WHAT YOU WILL DO>
Would you transcribe all of the data exactly, down to the last character?

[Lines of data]
==*==

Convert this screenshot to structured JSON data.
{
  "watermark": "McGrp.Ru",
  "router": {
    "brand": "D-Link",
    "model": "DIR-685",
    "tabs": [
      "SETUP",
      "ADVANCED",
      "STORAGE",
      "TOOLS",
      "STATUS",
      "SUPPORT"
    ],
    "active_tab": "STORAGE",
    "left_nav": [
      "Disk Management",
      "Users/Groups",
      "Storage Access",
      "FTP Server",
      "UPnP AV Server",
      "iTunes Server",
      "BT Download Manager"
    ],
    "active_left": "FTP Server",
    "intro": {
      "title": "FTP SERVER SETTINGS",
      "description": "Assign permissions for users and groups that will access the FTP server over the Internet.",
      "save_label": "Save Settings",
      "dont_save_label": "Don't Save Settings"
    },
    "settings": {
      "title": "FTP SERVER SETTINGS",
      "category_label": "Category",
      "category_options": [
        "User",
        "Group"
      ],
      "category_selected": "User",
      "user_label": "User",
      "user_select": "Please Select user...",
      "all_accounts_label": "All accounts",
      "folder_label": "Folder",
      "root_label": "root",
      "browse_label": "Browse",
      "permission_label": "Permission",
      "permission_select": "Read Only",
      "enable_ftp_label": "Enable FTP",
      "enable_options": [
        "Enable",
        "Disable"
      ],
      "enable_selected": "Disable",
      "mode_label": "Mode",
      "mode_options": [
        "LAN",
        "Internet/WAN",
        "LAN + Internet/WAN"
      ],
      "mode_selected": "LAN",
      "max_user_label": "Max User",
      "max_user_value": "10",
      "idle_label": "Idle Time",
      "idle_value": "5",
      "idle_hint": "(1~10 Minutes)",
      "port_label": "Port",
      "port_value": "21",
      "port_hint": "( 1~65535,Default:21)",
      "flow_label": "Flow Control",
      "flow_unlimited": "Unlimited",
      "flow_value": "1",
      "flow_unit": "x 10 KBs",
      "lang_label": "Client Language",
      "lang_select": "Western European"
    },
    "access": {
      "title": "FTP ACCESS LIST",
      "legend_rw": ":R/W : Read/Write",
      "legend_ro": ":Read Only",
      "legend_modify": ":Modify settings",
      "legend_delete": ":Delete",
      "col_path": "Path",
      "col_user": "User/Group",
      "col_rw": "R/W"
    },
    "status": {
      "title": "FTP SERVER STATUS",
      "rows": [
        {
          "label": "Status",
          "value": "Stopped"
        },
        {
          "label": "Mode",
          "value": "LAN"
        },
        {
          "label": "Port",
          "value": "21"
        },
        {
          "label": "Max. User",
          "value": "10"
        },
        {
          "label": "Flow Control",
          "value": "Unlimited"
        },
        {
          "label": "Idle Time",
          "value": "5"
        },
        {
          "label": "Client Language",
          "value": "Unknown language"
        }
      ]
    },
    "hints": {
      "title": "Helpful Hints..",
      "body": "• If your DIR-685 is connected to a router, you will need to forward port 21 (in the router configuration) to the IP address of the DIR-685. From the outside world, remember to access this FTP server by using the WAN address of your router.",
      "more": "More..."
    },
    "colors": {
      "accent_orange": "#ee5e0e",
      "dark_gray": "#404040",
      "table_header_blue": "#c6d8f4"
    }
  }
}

==*==

SOLUTION FOR THIS EXERCISE>
Convert this screenshot to structured JSON data.
{
  "watermark": "McGrp.Ru",
  "router": {
    "brand": "D-Link",
    "model": "DIR-685",
    "tabs": [
      "SETUP",
      "ADVANCED",
      "STORAGE",
      "TOOLS",
      "STATUS",
      "SUPPORT"
    ],
    "active_tab": "STORAGE",
    "left_nav": [
      "Disk Management",
      "Users/Groups",
      "Storage Access",
      "FTP Server",
      "UPnP AV Server",
      "iTunes Server",
      "BT Download Manager"
    ],
    "active_left": "FTP Server",
    "intro": {
      "title": "FTP SERVER SETTINGS",
      "description": "Assign permissions for users and groups that will access the FTP server over the Internet.",
      "save_label": "Save Settings",
      "dont_save_label": "Don't Save Settings"
    },
    "settings": {
      "title": "FTP SERVER SETTINGS",
      "category_label": "Category",
      "category_options": [
        "User",
        "Group"
      ],
      "category_selected": "User",
      "user_label": "User",
      "user_select": "Please Select user...",
      "all_accounts_label": "All accounts",
      "folder_label": "Folder",
      "root_label": "root",
      "browse_label": "Browse",
      "permission_label": "Permission",
      "permission_select": "Read Only",
      "enable_ftp_label": "Enable FTP",
      "enable_options": [
        "Enable",
        "Disable"
      ],
      "enable_selected": "Disable",
      "mode_label": "Mode",
      "mode_options": [
        "LAN",
        "Internet/WAN",
        "LAN + Internet/WAN"
      ],
      "mode_selected": "LAN",
      "max_user_label": "Max User",
      "max_user_value": "10",
      "idle_label": "Idle Time",
      "idle_value": "5",
      "idle_hint": "(1~10 Minutes)",
      "port_label": "Port",
      "port_value": "21",
      "port_hint": "( 1~65535,Default:21)",
      "flow_label": "Flow Control",
      "flow_unlimited": "Unlimited",
      "flow_value": "1",
      "flow_unit": "x 10 KBs",
      "lang_label": "Client Language",
      "lang_select": "Western European"
    },
    "access": {
      "title": "FTP ACCESS LIST",
      "legend_rw": ":R/W : Read/Write",
      "legend_ro": ":Read Only",
      "legend_modify": ":Modify settings",
      "legend_delete": ":Delete",
      "col_path": "Path",
      "col_user": "User/Group",
      "col_rw": "R/W"
    },
    "status": {
      "title": "FTP SERVER STATUS",
      "rows": [
        {
          "label": "Status",
          "value": "Stopped"
        },
        {
          "label": "Mode",
          "value": "LAN"
        },
        {
          "label": "Port",
          "value": "21"
        },
        {
          "label": "Max. User",
          "value": "10"
        },
        {
          "label": "Flow Control",
          "value": "Unlimited"
        },
        {
          "label": "Idle Time",
          "value": "5"
        },
        {
          "label": "Client Language",
          "value": "Unknown language"
        }
      ]
    },
    "hints": {
      "title": "Helpful Hints..",
      "body": "• If your DIR-685 is connected to a router, you will need to forward port 21 (in the router configuration) to the IP address of the DIR-685. From the outside world, remember to access this FTP server by using the WAN address of your router.",
      "more": "More..."
    },
    "colors": {
      "accent_orange": "#ee5e0e",
      "dark_gray": "#404040",
      "table_header_blue": "#c6d8f4"
    }
  }
}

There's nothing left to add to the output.